Peter Kay Family History

Overview

Peter John Kay was born on July 2nd, 1973 to Michael John and Margaret Deirdre Kay in Bolton, Lancashire.  His mother was Irish Catholic and Peter was brought up in her faith.

By his mid-teens he was working in a variety of odd jobs around the town before taking an HND (Higher National Diploma) in media performance at Salford University.

Afterwards he began working part-time as a stand-up comedian.  His first success was in the competition The North West Comedian of the Year.  However, he continued to work as an usher at his local cinema in Bolton.  It was not until the cinema closed and he entered and won Channel 4’s So You Think You’re Funny? contest in 1997 that he seriously considered a career in comedy.

The breakthrough came in 2001 when Phoenix Knights aired on Channel 4.  This sitcom, which played for two series, revolved around a fictional working men’s club in Bolton.  Peter, who also co-wrote the series, played its cost-cutting wheelchair owner.  The show became a huge cult hit.

Fast forward ten years and his UK tour of 2010-11 broke the Guinness world record for the biggest-selling stand-up tour ever, selling more than 1.2 million tickets.

His persona and mundane yet humorous take on everyday life endeared himself to audiences.  But he did not chase fame.  He is a private person and would disappear for long stretches of time, often – it would appear – to Ireland, either to his mother’s hometown or to a place in Tipperary.

### PROVIDED DATA

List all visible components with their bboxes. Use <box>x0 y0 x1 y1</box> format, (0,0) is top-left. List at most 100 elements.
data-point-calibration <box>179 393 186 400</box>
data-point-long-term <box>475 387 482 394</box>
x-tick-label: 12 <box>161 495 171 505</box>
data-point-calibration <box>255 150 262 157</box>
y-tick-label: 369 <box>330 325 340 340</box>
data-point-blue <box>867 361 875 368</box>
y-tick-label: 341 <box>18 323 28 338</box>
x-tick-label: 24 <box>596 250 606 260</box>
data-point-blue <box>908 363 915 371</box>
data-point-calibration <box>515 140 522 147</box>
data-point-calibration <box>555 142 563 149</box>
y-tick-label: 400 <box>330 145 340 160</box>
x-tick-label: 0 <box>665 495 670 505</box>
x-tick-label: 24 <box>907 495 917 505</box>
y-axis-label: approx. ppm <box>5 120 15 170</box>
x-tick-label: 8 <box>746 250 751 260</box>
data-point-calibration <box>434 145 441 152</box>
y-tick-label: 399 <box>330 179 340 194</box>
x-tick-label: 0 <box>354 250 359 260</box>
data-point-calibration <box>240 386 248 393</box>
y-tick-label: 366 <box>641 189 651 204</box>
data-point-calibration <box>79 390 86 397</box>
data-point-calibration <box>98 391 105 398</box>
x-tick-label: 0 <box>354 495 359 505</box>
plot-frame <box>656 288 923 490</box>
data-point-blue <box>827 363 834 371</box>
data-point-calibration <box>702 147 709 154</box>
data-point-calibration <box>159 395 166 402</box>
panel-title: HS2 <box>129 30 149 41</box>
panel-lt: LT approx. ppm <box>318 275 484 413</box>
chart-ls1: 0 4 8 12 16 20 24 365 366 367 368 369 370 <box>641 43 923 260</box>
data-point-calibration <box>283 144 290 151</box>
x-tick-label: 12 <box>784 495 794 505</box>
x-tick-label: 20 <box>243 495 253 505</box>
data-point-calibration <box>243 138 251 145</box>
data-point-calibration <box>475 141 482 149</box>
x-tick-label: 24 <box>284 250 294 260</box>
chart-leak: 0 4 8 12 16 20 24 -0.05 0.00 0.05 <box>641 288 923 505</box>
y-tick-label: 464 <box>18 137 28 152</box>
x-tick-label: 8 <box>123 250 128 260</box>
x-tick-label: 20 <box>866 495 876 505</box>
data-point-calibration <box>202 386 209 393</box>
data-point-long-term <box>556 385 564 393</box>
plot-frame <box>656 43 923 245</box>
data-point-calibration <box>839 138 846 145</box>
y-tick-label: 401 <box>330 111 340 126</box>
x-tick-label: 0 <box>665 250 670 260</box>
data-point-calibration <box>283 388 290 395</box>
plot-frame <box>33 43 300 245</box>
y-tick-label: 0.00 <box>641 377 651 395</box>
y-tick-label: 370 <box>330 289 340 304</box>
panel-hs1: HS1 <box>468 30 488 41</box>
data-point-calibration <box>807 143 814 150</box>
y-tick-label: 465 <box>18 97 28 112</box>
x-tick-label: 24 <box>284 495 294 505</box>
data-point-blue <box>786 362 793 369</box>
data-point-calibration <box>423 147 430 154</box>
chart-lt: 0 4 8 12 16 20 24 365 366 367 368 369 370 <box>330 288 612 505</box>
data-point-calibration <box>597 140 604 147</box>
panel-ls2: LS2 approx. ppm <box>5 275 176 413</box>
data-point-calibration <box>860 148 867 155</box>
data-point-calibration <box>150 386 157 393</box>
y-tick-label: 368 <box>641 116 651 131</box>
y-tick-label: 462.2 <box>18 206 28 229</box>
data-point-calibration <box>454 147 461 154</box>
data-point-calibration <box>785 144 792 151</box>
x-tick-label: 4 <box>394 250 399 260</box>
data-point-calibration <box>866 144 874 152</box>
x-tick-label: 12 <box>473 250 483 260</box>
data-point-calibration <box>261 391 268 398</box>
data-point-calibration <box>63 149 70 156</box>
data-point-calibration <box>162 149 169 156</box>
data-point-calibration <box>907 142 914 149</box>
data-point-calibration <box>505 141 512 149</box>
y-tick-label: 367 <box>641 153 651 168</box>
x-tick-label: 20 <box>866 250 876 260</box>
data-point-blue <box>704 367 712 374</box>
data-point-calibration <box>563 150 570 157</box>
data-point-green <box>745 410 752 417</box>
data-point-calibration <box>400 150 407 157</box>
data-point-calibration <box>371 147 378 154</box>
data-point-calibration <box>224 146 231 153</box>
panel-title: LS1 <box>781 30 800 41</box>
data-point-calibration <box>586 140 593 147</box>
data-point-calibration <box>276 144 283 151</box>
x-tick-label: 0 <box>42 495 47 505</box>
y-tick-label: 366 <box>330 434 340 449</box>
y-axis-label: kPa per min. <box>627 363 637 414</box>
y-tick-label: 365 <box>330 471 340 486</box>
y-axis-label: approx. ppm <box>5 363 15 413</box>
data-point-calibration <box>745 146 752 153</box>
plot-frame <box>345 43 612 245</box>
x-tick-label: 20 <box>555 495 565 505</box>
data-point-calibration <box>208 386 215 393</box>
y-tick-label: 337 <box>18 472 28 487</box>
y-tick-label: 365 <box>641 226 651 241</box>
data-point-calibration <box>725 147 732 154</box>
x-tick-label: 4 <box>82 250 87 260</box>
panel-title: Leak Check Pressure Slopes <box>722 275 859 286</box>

### REQUIRED ACTIONS
**A.** In the Peter Kay family history, how many tickets did his 2010-11 UK tour sell?
**B.** Reproduce a passage from the Peter Kay family history word for word, starting with "By his mid-teens" and going on through "at Salford University.".
**C.** Write the next part of the Peter Kay family history, picking up after its final sentence.
The records come from a separate source.

### OUTPUTS BY TASK
**A.** More than 1.2 million tickets.

**B.**
By his mid-teens he was working in a variety of odd jobs around the town before taking an HND (Higher National Diploma) in media performance at Salford University.

**C.**
Bolton Roots

Bolton, Peter Kay’s hometown, was a Lancashire mill-town and today is proud of its industrial heritage.

Local inventors Richard Arkwright and Samuel Crompton were the pioneers of cotton spinning machines and Bolton emerged as a cotton boomtown in the 19th century.  The industry expansion was assisted by the availability of coal as fuel at a number of mines in the area.  And canal and railway links were developed.

In the 1920’s the cotton industry went into decline and there is little left of it today.  However, despite the mill closures, employment in Bolton continued to rely on large-scale manufacture well into the late 20th century.

Peter Kay has working class roots in this Bolton, with coal-mining initially very much to the fore.  His ancestry has been traced back to his two times great grandfather William Kay, a collier there in mid/late Victorian times:

  • William’s son John, who lost his first wife at a young age, was also a collier
  • and two of John’s sons went down the mine as well.

John’s son Stanley, born in 1920, started out as a haulage hand in a coal mine.  His wife Edith at the time of their marriage in the 1940’s was a turner in a local brass factory.

Stanley was a railway shunter when his son Michael, Peter’s father, was born in 1948.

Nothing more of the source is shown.